### RAW RECORDS
-- Start --
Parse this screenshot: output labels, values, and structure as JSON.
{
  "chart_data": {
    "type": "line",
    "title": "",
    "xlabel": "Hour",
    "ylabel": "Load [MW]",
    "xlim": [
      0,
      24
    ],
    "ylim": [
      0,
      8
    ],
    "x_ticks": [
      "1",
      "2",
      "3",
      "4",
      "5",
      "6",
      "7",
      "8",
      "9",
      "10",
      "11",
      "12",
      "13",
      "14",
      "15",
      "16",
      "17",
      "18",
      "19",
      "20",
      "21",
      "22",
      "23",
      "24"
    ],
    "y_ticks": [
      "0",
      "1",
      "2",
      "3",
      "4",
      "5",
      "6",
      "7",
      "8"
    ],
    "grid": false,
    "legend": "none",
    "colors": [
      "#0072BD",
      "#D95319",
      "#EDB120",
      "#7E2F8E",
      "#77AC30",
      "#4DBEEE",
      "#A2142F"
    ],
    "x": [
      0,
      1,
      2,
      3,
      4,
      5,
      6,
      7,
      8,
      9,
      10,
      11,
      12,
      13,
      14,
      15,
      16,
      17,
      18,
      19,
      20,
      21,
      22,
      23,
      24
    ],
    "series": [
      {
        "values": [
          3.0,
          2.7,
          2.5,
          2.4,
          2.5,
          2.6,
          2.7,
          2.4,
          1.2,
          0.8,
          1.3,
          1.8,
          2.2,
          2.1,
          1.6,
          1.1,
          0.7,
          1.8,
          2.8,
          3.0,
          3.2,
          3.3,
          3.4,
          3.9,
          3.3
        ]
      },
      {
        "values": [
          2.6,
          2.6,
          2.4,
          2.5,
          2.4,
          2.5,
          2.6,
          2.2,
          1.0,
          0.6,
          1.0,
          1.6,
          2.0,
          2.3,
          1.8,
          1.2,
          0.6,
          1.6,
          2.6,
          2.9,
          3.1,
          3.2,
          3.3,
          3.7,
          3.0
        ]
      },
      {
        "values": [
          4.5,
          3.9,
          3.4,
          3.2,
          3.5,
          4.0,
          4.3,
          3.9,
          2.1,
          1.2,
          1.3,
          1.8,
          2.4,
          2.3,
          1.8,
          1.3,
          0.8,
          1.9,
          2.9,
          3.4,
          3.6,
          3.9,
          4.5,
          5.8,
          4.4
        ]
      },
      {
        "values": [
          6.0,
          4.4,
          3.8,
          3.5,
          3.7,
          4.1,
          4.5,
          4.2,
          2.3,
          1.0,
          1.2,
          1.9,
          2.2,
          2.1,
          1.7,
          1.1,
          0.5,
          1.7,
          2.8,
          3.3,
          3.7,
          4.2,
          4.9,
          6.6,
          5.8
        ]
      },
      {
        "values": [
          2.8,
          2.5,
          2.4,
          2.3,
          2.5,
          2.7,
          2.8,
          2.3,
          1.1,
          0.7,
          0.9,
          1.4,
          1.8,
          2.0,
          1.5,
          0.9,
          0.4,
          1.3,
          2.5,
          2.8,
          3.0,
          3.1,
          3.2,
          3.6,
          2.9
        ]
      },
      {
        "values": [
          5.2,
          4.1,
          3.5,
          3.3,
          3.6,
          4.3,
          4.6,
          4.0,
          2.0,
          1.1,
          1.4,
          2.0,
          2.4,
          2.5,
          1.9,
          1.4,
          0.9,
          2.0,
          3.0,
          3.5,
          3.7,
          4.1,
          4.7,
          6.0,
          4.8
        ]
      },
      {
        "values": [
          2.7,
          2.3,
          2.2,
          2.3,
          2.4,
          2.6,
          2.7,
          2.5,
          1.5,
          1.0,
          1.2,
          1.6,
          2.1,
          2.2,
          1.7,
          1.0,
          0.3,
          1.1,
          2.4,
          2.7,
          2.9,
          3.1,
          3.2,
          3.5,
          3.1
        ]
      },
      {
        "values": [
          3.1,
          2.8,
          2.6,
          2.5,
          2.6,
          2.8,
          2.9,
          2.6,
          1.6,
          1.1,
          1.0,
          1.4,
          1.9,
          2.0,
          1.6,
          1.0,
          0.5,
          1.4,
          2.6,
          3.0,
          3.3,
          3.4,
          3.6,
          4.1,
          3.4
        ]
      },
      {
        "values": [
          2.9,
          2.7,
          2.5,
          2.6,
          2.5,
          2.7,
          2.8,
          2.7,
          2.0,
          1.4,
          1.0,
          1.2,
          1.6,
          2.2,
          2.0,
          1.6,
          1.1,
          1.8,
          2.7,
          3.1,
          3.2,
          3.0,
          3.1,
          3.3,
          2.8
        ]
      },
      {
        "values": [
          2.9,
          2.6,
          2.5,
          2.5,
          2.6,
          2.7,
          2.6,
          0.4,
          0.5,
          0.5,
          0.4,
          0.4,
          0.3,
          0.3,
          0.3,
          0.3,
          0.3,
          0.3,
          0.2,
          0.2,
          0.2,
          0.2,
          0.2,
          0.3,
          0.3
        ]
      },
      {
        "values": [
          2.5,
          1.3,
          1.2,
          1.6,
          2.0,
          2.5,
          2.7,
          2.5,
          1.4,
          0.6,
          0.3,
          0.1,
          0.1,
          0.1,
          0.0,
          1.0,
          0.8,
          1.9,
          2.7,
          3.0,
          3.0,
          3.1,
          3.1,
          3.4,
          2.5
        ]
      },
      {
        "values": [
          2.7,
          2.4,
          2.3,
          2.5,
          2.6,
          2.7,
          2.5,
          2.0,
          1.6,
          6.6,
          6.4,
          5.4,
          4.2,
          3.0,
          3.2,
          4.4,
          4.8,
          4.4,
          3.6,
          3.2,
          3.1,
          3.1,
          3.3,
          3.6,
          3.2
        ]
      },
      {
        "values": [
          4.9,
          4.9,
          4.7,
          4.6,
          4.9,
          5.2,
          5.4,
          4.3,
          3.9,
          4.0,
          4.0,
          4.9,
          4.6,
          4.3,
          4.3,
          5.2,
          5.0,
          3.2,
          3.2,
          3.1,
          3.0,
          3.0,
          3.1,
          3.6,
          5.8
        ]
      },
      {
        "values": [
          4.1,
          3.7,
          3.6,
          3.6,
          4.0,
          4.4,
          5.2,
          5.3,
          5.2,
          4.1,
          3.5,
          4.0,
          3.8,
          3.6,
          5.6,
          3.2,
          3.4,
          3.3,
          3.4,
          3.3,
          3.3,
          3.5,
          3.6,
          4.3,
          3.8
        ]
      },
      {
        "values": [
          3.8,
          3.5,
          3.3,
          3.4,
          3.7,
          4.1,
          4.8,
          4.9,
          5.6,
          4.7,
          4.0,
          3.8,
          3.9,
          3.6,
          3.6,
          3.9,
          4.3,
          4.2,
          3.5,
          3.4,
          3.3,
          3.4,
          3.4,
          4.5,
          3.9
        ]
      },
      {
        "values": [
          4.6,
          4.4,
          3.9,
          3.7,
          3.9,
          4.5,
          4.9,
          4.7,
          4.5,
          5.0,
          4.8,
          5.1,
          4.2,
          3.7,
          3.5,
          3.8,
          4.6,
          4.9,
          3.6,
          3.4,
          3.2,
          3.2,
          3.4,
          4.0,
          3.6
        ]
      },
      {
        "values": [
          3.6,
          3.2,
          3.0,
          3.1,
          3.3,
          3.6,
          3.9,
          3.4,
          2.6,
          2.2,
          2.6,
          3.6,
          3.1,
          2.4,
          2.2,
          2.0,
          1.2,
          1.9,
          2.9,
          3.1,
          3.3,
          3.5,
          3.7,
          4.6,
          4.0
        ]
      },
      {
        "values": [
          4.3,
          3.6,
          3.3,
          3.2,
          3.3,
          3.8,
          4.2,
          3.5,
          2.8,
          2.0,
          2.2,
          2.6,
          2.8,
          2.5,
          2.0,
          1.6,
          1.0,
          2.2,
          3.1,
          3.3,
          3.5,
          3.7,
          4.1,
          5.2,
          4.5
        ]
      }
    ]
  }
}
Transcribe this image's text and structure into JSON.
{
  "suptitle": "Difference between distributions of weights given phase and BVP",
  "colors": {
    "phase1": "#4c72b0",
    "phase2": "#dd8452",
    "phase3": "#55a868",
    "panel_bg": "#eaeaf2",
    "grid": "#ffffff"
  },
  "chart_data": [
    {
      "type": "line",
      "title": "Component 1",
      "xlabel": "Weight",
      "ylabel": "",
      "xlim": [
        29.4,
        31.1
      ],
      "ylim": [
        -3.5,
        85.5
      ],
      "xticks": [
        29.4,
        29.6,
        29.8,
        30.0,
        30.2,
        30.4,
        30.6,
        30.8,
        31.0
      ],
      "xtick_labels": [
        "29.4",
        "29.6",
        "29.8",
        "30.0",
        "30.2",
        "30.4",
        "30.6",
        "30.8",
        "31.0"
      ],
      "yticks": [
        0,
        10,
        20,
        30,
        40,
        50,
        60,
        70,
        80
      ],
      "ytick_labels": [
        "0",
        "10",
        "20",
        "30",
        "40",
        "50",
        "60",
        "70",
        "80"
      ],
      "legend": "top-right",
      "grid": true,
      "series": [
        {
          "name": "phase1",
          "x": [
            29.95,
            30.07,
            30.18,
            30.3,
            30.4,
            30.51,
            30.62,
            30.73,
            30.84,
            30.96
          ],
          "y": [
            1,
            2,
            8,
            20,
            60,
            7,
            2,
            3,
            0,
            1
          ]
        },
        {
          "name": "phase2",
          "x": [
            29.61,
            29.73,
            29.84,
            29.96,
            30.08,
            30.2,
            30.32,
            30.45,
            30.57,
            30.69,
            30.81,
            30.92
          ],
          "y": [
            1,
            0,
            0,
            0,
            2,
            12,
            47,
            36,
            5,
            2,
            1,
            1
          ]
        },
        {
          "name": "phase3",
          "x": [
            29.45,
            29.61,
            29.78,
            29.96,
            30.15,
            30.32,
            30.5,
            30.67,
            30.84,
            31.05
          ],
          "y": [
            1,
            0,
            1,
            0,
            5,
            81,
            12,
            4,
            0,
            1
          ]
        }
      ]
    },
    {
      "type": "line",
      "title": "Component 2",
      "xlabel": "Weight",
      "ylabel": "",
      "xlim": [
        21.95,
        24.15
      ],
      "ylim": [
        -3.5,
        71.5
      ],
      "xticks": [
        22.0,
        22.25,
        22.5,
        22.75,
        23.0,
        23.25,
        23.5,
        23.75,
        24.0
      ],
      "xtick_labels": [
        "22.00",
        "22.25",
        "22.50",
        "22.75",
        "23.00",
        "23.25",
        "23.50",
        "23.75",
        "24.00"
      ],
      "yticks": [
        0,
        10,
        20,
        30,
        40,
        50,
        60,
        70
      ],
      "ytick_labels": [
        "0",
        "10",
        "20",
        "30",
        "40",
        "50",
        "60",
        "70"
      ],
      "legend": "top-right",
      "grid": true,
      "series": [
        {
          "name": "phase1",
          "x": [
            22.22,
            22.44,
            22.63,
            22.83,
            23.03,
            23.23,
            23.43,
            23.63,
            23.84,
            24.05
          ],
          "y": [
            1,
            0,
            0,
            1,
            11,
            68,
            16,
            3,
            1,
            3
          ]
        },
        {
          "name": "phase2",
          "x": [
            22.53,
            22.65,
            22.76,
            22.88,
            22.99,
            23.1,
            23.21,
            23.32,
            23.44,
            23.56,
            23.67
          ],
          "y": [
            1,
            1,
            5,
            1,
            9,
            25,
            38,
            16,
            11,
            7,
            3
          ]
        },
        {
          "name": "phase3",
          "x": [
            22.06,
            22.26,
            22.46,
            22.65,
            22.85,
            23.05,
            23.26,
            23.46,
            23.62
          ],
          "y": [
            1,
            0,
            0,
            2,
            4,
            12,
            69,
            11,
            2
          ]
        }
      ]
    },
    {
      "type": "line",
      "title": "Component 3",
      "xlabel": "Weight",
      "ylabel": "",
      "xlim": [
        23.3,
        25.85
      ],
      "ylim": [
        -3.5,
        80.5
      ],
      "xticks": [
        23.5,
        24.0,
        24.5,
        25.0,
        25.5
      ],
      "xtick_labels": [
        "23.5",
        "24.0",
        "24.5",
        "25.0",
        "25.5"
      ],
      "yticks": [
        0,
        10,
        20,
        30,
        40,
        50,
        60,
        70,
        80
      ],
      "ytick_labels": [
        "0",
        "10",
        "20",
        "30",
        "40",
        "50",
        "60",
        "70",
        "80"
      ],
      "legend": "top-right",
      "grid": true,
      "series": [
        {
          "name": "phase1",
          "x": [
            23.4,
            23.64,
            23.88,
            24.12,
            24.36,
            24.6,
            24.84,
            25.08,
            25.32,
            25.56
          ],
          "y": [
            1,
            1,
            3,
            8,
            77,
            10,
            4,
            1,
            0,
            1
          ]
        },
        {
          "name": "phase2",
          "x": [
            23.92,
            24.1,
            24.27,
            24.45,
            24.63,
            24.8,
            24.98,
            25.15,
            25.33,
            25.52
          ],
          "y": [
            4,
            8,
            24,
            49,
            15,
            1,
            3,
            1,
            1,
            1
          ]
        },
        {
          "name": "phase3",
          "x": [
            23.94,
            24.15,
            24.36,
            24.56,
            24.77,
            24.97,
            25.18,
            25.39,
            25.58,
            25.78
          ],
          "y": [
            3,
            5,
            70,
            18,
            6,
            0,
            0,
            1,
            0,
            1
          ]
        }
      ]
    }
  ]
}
-- End --
Where a line contains "Component", copy that line.

### SOLUTION FOR THIS PROBLEM
      "title": "Component 1",
      "title": "Component 2",
      "title": "Component 3",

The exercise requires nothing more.